Extracted records
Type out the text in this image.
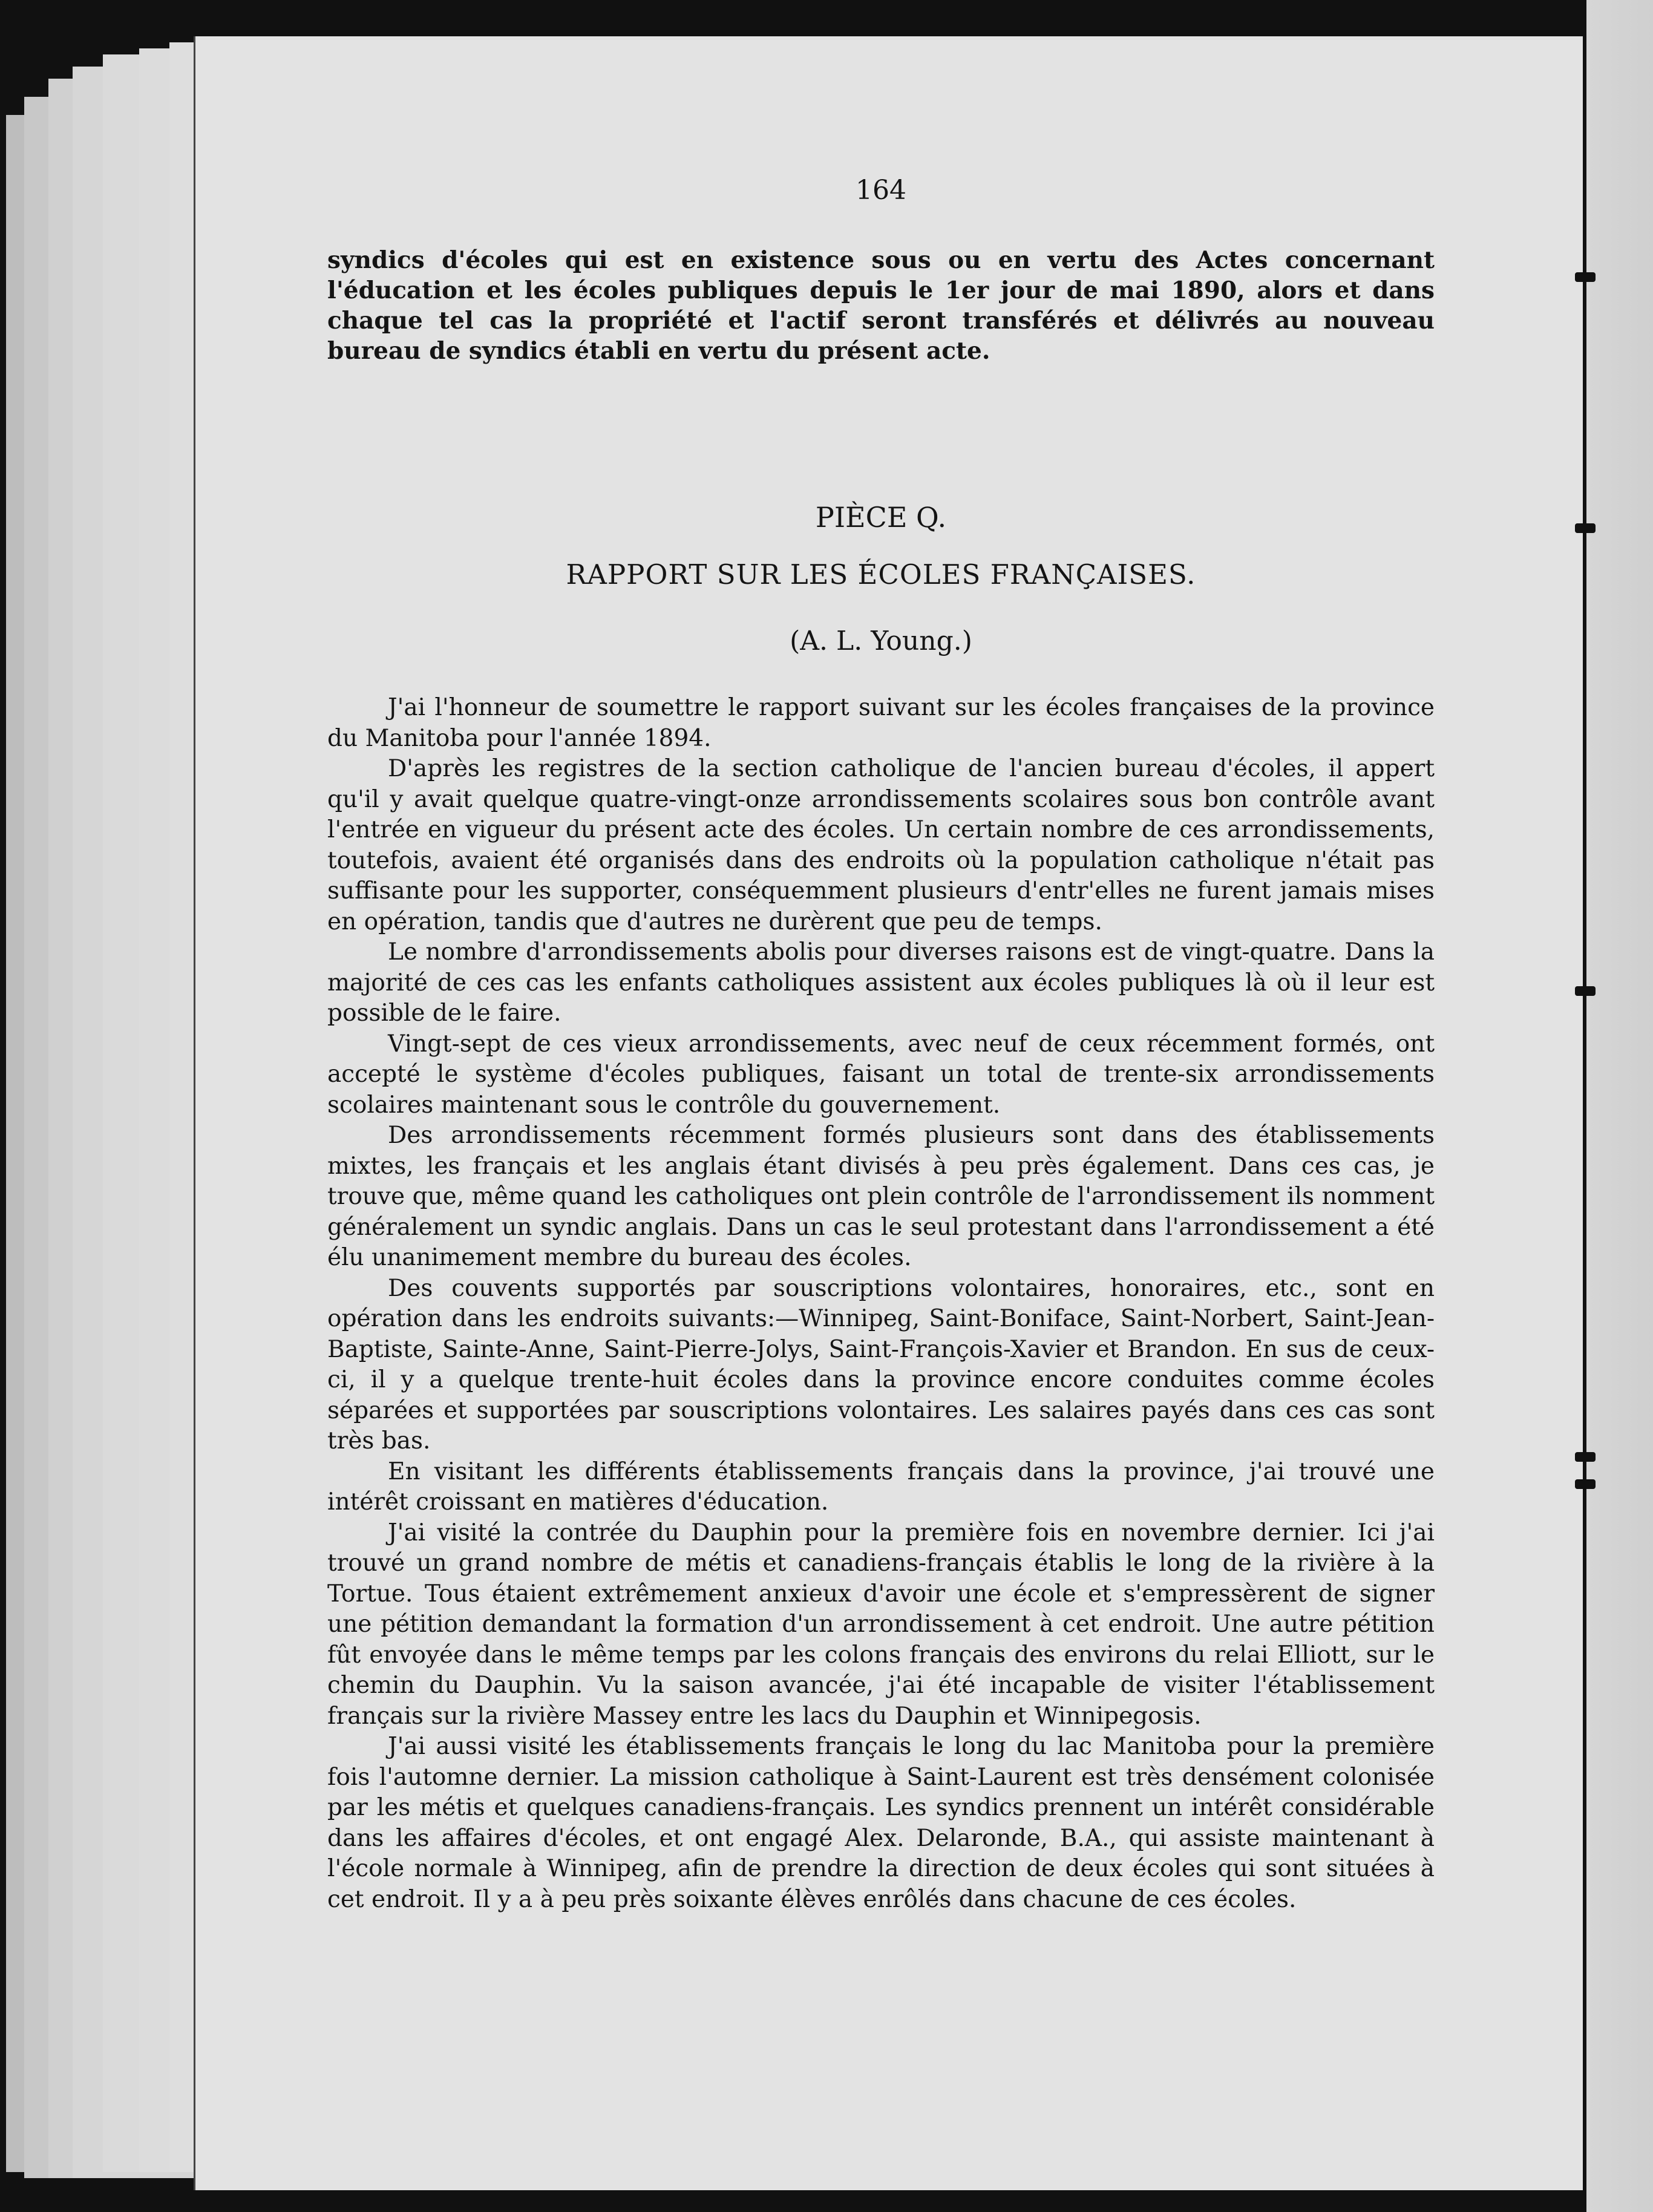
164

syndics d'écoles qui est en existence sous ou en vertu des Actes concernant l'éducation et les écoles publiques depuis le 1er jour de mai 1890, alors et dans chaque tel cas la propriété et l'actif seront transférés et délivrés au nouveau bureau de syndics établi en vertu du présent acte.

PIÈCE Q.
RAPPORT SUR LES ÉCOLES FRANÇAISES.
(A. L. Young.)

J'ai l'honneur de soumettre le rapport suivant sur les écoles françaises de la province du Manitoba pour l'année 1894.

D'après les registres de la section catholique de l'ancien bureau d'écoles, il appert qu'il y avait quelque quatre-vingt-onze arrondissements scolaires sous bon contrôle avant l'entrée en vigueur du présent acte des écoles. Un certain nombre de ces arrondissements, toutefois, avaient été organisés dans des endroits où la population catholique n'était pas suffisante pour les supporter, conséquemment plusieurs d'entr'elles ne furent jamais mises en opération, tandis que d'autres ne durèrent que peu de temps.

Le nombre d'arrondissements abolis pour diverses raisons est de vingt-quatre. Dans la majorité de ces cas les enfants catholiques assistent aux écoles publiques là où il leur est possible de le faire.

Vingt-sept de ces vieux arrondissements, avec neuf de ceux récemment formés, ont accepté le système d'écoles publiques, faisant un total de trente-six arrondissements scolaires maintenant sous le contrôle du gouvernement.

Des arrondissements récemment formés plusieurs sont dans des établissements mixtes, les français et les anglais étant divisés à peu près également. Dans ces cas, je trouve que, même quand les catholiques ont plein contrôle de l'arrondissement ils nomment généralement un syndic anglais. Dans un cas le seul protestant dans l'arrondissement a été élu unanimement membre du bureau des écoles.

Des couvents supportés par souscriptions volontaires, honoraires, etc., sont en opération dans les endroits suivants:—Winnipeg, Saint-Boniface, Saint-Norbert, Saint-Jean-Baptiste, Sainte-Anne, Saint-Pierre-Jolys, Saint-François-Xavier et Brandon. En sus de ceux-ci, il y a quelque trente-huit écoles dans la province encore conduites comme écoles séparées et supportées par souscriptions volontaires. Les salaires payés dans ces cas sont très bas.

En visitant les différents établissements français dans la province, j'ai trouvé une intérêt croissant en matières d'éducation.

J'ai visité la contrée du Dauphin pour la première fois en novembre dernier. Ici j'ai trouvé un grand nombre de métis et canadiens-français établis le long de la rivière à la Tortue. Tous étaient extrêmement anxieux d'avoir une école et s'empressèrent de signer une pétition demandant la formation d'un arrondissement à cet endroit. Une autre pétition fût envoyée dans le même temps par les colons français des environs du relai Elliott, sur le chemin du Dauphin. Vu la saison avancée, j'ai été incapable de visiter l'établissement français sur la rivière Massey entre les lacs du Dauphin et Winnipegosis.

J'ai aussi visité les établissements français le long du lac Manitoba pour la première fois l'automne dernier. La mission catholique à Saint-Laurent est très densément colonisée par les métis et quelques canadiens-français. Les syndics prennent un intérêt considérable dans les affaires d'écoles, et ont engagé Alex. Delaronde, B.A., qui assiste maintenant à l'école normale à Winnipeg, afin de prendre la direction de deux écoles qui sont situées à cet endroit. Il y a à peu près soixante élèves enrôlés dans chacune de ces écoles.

• _REQUIREMENTS_
Make an exact copy of all entries above, dropping the images.

• _EXERCISE SOLUTION_
Type out the text in this image.
164

syndics d'écoles qui est en existence sous ou en vertu des Actes concernant l'éducation et les écoles publiques depuis le 1er jour de mai 1890, alors et dans chaque tel cas la propriété et l'actif seront transférés et délivrés au nouveau bureau de syndics établi en vertu du présent acte.

PIÈCE Q.
RAPPORT SUR LES ÉCOLES FRANÇAISES.
(A. L. Young.)

J'ai l'honneur de soumettre le rapport suivant sur les écoles françaises de la province du Manitoba pour l'année 1894.

D'après les registres de la section catholique de l'ancien bureau d'écoles, il appert qu'il y avait quelque quatre-vingt-onze arrondissements scolaires sous bon contrôle avant l'entrée en vigueur du présent acte des écoles. Un certain nombre de ces arrondissements, toutefois, avaient été organisés dans des endroits où la population catholique n'était pas suffisante pour les supporter, conséquemment plusieurs d'entr'elles ne furent jamais mises en opération, tandis que d'autres ne durèrent que peu de temps.

Le nombre d'arrondissements abolis pour diverses raisons est de vingt-quatre. Dans la majorité de ces cas les enfants catholiques assistent aux écoles publiques là où il leur est possible de le faire.

Vingt-sept de ces vieux arrondissements, avec neuf de ceux récemment formés, ont accepté le système d'écoles publiques, faisant un total de trente-six arrondissements scolaires maintenant sous le contrôle du gouvernement.

Des arrondissements récemment formés plusieurs sont dans des établissements mixtes, les français et les anglais étant divisés à peu près également. Dans ces cas, je trouve que, même quand les catholiques ont plein contrôle de l'arrondissement ils nomment généralement un syndic anglais. Dans un cas le seul protestant dans l'arrondissement a été élu unanimement membre du bureau des écoles.

Des couvents supportés par souscriptions volontaires, honoraires, etc., sont en opération dans les endroits suivants:—Winnipeg, Saint-Boniface, Saint-Norbert, Saint-Jean-Baptiste, Sainte-Anne, Saint-Pierre-Jolys, Saint-François-Xavier et Brandon. En sus de ceux-ci, il y a quelque trente-huit écoles dans la province encore conduites comme écoles séparées et supportées par souscriptions volontaires. Les salaires payés dans ces cas sont très bas.

En visitant les différents établissements français dans la province, j'ai trouvé une intérêt croissant en matières d'éducation.

J'ai visité la contrée du Dauphin pour la première fois en novembre dernier. Ici j'ai trouvé un grand nombre de métis et canadiens-français établis le long de la rivière à la Tortue. Tous étaient extrêmement anxieux d'avoir une école et s'empressèrent de signer une pétition demandant la formation d'un arrondissement à cet endroit. Une autre pétition fût envoyée dans le même temps par les colons français des environs du relai Elliott, sur le chemin du Dauphin. Vu la saison avancée, j'ai été incapable de visiter l'établissement français sur la rivière Massey entre les lacs du Dauphin et Winnipegosis.

J'ai aussi visité les établissements français le long du lac Manitoba pour la première fois l'automne dernier. La mission catholique à Saint-Laurent est très densément colonisée par les métis et quelques canadiens-français. Les syndics prennent un intérêt considérable dans les affaires d'écoles, et ont engagé Alex. Delaronde, B.A., qui assiste maintenant à l'école normale à Winnipeg, afin de prendre la direction de deux écoles qui sont situées à cet endroit. Il y a à peu près soixante élèves enrôlés dans chacune de ces écoles.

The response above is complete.